- **THE TASK**:
Quote the listing below in full and exactly as written, but omit every picture.

- **GIVEN ENTRIES**:
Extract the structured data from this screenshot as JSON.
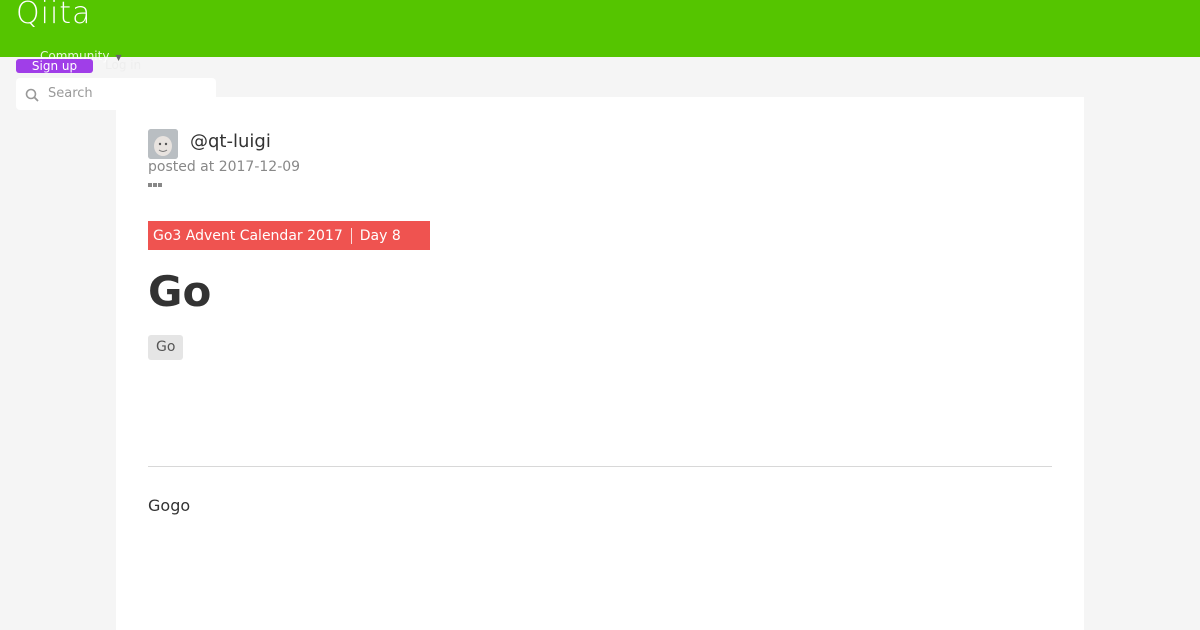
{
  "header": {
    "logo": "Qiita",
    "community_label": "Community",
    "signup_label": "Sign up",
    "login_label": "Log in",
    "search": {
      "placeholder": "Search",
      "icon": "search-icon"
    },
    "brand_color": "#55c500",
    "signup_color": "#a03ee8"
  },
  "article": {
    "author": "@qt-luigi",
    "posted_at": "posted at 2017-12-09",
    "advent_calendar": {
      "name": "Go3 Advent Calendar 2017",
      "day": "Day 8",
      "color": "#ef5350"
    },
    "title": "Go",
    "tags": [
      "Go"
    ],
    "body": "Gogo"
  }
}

- **FINAL RESULT**:
Extract the structured data from this screenshot as JSON.
{
  "header": {
    "logo": "Qiita",
    "community_label": "Community",
    "signup_label": "Sign up",
    "login_label": "Log in",
    "search": {
      "placeholder": "Search",
      "icon": "search-icon"
    },
    "brand_color": "#55c500",
    "signup_color": "#a03ee8"
  },
  "article": {
    "author": "@qt-luigi",
    "posted_at": "posted at 2017-12-09",
    "advent_calendar": {
      "name": "Go3 Advent Calendar 2017",
      "day": "Day 8",
      "color": "#ef5350"
    },
    "title": "Go",
    "tags": [
      "Go"
    ],
    "body": "Gogo"
  }
}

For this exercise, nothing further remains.